Objective
Drop every picture and give the entries back exactly.

(Recorded data)
<<<<

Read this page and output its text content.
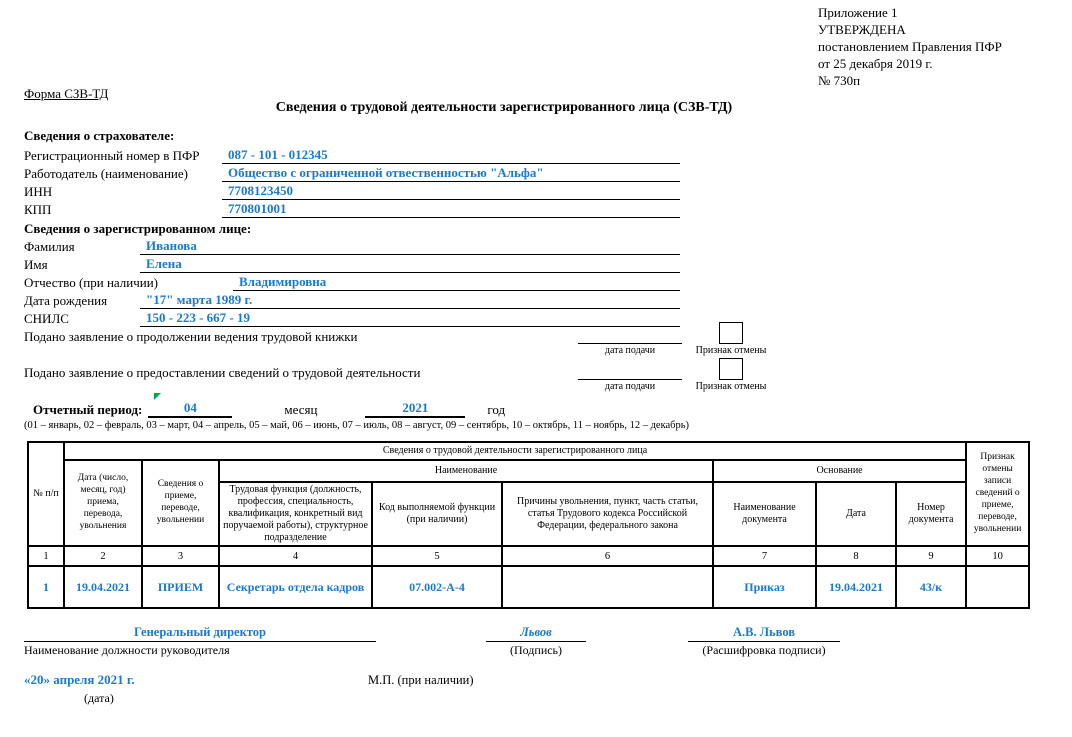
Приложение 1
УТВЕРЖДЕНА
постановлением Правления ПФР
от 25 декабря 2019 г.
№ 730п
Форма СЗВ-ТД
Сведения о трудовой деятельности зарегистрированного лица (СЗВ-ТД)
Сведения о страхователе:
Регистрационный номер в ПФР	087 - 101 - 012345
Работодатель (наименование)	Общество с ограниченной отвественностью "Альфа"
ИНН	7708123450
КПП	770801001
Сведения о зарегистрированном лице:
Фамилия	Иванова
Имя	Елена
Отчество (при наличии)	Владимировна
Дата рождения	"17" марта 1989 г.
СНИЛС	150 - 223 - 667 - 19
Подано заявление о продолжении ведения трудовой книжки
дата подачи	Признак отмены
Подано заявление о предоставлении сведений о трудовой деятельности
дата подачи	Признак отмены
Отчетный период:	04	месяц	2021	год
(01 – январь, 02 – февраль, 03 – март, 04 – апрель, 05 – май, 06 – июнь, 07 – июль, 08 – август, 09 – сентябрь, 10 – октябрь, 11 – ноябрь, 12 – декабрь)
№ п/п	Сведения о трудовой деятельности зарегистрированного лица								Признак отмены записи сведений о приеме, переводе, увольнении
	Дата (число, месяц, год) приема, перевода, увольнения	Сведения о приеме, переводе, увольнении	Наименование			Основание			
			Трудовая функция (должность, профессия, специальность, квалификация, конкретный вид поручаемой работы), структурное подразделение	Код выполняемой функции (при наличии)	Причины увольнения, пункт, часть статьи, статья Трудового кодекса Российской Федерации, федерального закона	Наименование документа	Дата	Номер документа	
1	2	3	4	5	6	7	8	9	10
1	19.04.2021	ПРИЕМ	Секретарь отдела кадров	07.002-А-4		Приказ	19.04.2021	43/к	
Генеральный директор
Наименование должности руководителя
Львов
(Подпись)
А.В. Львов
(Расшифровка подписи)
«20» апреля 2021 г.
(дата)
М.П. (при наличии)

>>>>

Response to this task
Read this page and output its text content.
Приложение 1
УТВЕРЖДЕНА
постановлением Правления ПФР
от 25 декабря 2019 г.
№ 730п
Форма СЗВ-ТД
Сведения о трудовой деятельности зарегистрированного лица (СЗВ-ТД)
Сведения о страхователе:
Регистрационный номер в ПФР	087 - 101 - 012345
Работодатель (наименование)	Общество с ограниченной отвественностью "Альфа"
ИНН	7708123450
КПП	770801001
Сведения о зарегистрированном лице:
Фамилия	Иванова
Имя	Елена
Отчество (при наличии)	Владимировна
Дата рождения	"17" марта 1989 г.
СНИЛС	150 - 223 - 667 - 19
Подано заявление о продолжении ведения трудовой книжки
дата подачи	Признак отмены
Подано заявление о предоставлении сведений о трудовой деятельности
дата подачи	Признак отмены
Отчетный период:	04	месяц	2021	год
(01 – январь, 02 – февраль, 03 – март, 04 – апрель, 05 – май, 06 – июнь, 07 – июль, 08 – август, 09 – сентябрь, 10 – октябрь, 11 – ноябрь, 12 – декабрь)
№ п/п	Сведения о трудовой деятельности зарегистрированного лица								Признак отмены записи сведений о приеме, переводе, увольнении
	Дата (число, месяц, год) приема, перевода, увольнения	Сведения о приеме, переводе, увольнении	Наименование			Основание			
			Трудовая функция (должность, профессия, специальность, квалификация, конкретный вид поручаемой работы), структурное подразделение	Код выполняемой функции (при наличии)	Причины увольнения, пункт, часть статьи, статья Трудового кодекса Российской Федерации, федерального закона	Наименование документа	Дата	Номер документа	
1	2	3	4	5	6	7	8	9	10
1	19.04.2021	ПРИЕМ	Секретарь отдела кадров	07.002-А-4		Приказ	19.04.2021	43/к	
Генеральный директор
Наименование должности руководителя
Львов
(Подпись)
А.В. Львов
(Расшифровка подписи)
«20» апреля 2021 г.
(дата)
М.П. (при наличии)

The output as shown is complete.